(Source data)

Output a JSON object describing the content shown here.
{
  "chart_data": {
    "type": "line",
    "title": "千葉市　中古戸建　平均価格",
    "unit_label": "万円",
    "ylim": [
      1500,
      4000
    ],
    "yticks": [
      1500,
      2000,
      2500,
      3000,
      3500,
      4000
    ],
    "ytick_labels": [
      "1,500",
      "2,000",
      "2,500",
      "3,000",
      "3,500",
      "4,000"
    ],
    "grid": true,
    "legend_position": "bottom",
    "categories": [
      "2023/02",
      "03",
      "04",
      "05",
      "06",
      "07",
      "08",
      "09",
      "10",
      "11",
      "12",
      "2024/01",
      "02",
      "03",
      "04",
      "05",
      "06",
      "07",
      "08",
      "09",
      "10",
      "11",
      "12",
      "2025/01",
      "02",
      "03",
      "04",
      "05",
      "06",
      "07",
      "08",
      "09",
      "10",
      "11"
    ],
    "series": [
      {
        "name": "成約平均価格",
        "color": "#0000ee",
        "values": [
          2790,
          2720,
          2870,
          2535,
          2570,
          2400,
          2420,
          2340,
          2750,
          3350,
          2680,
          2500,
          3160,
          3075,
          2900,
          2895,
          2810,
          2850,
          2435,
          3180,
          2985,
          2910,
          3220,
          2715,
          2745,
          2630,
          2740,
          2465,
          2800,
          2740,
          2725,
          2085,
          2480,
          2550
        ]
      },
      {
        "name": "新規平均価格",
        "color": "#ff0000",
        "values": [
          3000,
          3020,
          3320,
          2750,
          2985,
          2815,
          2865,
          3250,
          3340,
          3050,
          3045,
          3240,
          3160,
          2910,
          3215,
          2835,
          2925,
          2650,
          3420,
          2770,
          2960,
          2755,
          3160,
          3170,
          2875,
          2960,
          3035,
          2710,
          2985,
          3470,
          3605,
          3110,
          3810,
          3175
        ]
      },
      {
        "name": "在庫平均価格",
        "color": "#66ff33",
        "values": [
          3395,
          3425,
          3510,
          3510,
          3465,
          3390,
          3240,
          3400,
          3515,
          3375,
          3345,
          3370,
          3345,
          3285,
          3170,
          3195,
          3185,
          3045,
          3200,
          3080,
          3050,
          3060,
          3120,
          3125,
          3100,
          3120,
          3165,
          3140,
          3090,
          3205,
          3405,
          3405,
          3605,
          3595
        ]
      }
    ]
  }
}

## Stated task:
Nothing in the listing may be changed; retype it all exactly.

## Solution to this task:
Output a JSON object describing the content shown here.
{
  "chart_data": {
    "type": "line",
    "title": "千葉市　中古戸建　平均価格",
    "unit_label": "万円",
    "ylim": [
      1500,
      4000
    ],
    "yticks": [
      1500,
      2000,
      2500,
      3000,
      3500,
      4000
    ],
    "ytick_labels": [
      "1,500",
      "2,000",
      "2,500",
      "3,000",
      "3,500",
      "4,000"
    ],
    "grid": true,
    "legend_position": "bottom",
    "categories": [
      "2023/02",
      "03",
      "04",
      "05",
      "06",
      "07",
      "08",
      "09",
      "10",
      "11",
      "12",
      "2024/01",
      "02",
      "03",
      "04",
      "05",
      "06",
      "07",
      "08",
      "09",
      "10",
      "11",
      "12",
      "2025/01",
      "02",
      "03",
      "04",
      "05",
      "06",
      "07",
      "08",
      "09",
      "10",
      "11"
    ],
    "series": [
      {
        "name": "成約平均価格",
        "color": "#0000ee",
        "values": [
          2790,
          2720,
          2870,
          2535,
          2570,
          2400,
          2420,
          2340,
          2750,
          3350,
          2680,
          2500,
          3160,
          3075,
          2900,
          2895,
          2810,
          2850,
          2435,
          3180,
          2985,
          2910,
          3220,
          2715,
          2745,
          2630,
          2740,
          2465,
          2800,
          2740,
          2725,
          2085,
          2480,
          2550
        ]
      },
      {
        "name": "新規平均価格",
        "color": "#ff0000",
        "values": [
          3000,
          3020,
          3320,
          2750,
          2985,
          2815,
          2865,
          3250,
          3340,
          3050,
          3045,
          3240,
          3160,
          2910,
          3215,
          2835,
          2925,
          2650,
          3420,
          2770,
          2960,
          2755,
          3160,
          3170,
          2875,
          2960,
          3035,
          2710,
          2985,
          3470,
          3605,
          3110,
          3810,
          3175
        ]
      },
      {
        "name": "在庫平均価格",
        "color": "#66ff33",
        "values": [
          3395,
          3425,
          3510,
          3510,
          3465,
          3390,
          3240,
          3400,
          3515,
          3375,
          3345,
          3370,
          3345,
          3285,
          3170,
          3195,
          3185,
          3045,
          3200,
          3080,
          3050,
          3060,
          3120,
          3125,
          3100,
          3120,
          3165,
          3140,
          3090,
          3205,
          3405,
          3405,
          3605,
          3595
        ]
      }
    ]
  }
}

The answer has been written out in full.